'''

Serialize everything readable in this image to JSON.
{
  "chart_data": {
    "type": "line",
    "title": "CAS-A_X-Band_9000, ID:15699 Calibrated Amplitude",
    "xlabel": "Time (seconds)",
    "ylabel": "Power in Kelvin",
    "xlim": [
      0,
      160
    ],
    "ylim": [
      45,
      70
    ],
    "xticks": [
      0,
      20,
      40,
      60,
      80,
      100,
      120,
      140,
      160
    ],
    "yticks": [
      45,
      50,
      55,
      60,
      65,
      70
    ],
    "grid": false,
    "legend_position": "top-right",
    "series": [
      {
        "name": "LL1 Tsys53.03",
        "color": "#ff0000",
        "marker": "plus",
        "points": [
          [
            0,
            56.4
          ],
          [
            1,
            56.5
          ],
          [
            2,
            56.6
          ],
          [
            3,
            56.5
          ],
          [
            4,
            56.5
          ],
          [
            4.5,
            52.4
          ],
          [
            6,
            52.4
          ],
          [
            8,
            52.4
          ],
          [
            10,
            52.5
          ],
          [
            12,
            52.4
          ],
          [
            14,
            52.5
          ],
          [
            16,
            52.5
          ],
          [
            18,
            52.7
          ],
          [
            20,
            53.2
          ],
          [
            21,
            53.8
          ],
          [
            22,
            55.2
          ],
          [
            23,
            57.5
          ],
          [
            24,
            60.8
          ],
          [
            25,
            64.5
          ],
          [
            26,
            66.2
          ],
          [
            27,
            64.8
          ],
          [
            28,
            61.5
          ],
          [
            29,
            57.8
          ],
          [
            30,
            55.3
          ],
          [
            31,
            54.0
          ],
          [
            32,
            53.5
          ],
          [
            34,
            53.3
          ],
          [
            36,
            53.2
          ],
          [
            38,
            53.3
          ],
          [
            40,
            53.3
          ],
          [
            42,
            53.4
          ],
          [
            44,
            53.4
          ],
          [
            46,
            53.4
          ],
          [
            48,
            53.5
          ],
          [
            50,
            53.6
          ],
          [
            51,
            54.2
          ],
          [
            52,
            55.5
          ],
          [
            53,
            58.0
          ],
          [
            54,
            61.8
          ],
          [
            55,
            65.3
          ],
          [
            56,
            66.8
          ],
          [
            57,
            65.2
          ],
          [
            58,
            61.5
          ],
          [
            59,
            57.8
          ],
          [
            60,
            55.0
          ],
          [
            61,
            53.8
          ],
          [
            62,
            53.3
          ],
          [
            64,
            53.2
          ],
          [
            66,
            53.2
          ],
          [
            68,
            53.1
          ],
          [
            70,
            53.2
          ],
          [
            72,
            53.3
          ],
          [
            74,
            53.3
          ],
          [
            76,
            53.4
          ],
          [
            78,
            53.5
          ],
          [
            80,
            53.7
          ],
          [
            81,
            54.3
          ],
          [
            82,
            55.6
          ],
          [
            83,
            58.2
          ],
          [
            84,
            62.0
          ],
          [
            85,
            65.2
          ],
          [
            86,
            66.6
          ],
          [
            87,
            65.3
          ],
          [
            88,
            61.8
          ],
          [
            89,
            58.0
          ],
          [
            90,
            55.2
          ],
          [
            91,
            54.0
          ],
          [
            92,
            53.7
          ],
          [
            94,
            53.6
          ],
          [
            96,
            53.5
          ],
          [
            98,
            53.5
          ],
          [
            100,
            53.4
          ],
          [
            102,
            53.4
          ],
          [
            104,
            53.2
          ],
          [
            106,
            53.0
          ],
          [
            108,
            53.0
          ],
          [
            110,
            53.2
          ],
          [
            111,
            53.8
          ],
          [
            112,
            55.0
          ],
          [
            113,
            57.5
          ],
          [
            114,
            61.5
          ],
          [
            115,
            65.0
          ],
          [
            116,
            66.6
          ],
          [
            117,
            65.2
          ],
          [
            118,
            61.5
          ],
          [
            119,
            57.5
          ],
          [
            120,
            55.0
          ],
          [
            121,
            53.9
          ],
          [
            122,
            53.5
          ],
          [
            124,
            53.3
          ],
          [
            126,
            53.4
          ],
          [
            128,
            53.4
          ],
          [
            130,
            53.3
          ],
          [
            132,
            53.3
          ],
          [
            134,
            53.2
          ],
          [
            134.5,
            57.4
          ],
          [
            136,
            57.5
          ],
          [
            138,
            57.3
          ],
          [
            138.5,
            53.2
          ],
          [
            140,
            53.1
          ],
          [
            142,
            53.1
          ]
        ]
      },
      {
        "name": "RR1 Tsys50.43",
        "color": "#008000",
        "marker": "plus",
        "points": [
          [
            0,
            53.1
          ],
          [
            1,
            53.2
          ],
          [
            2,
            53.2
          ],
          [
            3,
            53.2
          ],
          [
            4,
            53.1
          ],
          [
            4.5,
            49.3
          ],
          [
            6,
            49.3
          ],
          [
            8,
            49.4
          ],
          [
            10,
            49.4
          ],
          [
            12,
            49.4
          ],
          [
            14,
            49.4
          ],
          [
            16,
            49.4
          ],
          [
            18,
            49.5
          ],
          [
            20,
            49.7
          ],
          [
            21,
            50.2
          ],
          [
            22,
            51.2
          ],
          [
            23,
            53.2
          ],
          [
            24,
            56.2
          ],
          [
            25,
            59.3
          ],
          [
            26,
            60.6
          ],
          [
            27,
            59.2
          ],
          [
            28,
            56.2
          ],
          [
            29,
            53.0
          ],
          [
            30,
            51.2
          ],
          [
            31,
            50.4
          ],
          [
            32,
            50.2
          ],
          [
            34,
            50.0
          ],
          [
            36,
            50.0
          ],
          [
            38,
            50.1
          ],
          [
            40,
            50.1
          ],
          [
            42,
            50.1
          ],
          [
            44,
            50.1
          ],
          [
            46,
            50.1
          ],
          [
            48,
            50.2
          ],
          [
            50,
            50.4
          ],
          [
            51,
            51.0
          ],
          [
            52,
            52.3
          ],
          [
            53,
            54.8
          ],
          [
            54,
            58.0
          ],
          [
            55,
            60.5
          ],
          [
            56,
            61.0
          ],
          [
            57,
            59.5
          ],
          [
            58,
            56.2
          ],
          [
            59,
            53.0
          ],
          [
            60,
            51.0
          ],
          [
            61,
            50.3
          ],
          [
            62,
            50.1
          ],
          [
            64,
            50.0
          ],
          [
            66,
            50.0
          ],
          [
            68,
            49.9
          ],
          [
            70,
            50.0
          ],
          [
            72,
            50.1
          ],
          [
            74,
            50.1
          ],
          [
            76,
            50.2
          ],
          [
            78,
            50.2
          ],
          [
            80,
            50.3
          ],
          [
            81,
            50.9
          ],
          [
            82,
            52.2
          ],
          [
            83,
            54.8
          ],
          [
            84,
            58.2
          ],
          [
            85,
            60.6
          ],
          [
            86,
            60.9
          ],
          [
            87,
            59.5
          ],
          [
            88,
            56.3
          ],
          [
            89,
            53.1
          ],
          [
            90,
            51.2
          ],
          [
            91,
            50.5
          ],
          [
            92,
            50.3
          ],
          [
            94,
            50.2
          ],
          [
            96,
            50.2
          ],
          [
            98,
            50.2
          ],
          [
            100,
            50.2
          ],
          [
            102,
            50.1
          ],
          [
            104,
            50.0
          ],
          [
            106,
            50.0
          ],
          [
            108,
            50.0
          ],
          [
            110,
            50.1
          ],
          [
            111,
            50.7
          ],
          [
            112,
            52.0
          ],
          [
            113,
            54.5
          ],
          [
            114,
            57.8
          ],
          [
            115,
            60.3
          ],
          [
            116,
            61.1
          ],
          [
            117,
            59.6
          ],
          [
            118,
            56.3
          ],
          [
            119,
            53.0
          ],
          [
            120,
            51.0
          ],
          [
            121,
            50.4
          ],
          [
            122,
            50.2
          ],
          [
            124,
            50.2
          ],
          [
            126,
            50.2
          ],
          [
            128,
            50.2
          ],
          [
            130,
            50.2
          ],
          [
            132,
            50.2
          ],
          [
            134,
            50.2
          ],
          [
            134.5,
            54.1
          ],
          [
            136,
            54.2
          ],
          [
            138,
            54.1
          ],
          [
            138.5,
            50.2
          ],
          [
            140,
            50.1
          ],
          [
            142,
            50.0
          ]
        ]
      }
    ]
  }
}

'''

Written exercise: Gather from the data above every line with the string "name".

Completed exercise:
        "name": "LL1 Tsys53.03",
        "name": "RR1 Tsys50.43",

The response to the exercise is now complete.